━━━━━ RECORDS FOR THIS EXERCISE

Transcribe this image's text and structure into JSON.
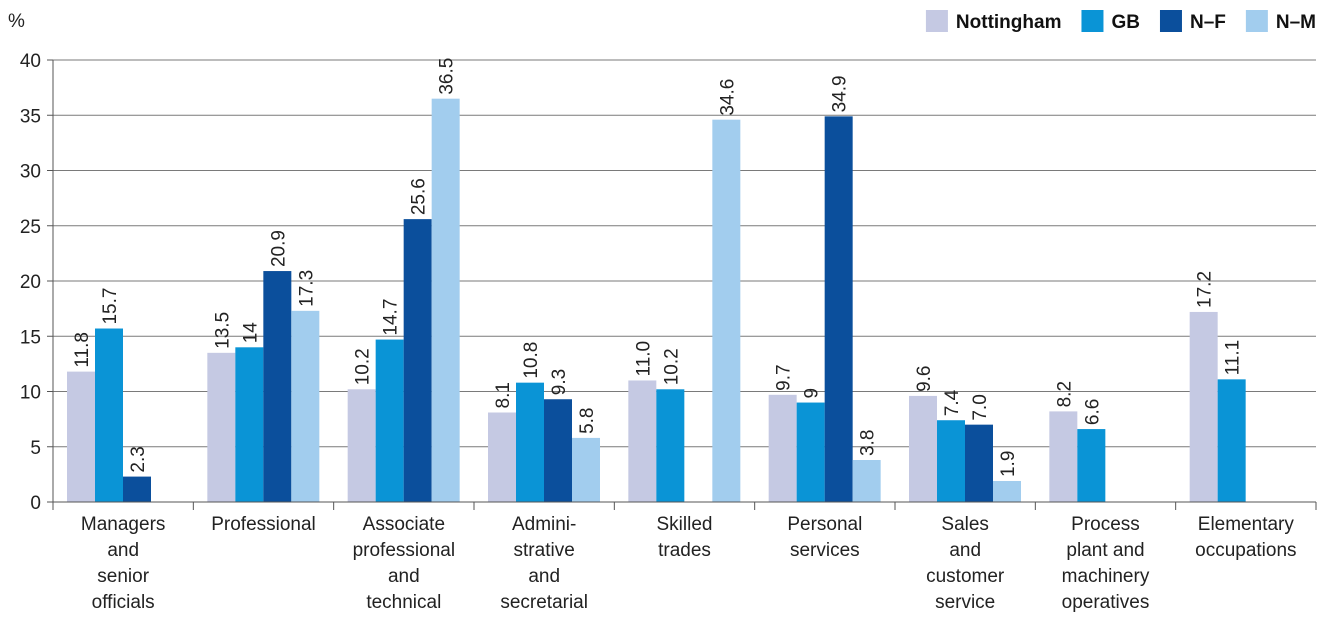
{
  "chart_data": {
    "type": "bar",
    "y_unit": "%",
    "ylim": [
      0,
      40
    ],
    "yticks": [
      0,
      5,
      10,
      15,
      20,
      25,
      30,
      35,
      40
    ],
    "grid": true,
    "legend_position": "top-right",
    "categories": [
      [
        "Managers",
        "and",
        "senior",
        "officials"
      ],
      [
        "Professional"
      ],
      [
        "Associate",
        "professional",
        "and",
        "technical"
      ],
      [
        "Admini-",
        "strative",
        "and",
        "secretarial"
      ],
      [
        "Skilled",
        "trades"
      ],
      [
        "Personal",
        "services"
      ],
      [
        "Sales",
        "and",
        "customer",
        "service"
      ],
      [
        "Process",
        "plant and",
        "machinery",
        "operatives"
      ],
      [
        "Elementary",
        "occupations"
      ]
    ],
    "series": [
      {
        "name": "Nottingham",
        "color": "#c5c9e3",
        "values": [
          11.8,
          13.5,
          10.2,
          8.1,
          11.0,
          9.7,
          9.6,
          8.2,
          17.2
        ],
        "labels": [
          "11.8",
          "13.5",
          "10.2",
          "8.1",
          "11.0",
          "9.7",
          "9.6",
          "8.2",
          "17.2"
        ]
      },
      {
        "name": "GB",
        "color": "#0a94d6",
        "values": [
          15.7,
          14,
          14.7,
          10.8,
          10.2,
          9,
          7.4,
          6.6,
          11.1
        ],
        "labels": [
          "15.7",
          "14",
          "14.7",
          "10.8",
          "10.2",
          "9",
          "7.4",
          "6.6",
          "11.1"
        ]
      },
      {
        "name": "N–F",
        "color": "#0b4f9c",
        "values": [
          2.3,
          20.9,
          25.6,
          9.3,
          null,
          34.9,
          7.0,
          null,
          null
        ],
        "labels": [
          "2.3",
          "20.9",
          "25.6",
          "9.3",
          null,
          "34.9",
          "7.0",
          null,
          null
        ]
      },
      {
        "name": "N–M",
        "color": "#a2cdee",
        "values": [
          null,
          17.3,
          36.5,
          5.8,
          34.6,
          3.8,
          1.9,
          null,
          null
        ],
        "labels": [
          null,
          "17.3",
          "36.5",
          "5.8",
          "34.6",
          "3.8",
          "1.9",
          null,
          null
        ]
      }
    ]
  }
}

━━━━━━━━━━
━━━━━ RECORDS FOR THIS EXERCISE

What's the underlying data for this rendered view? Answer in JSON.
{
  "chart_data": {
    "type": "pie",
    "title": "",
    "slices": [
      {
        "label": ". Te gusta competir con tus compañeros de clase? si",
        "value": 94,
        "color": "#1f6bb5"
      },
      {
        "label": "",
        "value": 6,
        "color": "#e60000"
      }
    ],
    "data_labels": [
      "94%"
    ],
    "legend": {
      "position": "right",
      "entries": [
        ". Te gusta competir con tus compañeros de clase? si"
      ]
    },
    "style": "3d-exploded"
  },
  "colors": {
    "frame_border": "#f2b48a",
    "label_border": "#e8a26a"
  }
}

━━━━━━━━━━

AIM - Look for "name" and pull out every line that has it.

WRITTEN SOLUTION -
        "name": "Nottingham",
        "name": "GB",
        "name": "N–F",
        "name": "N–M",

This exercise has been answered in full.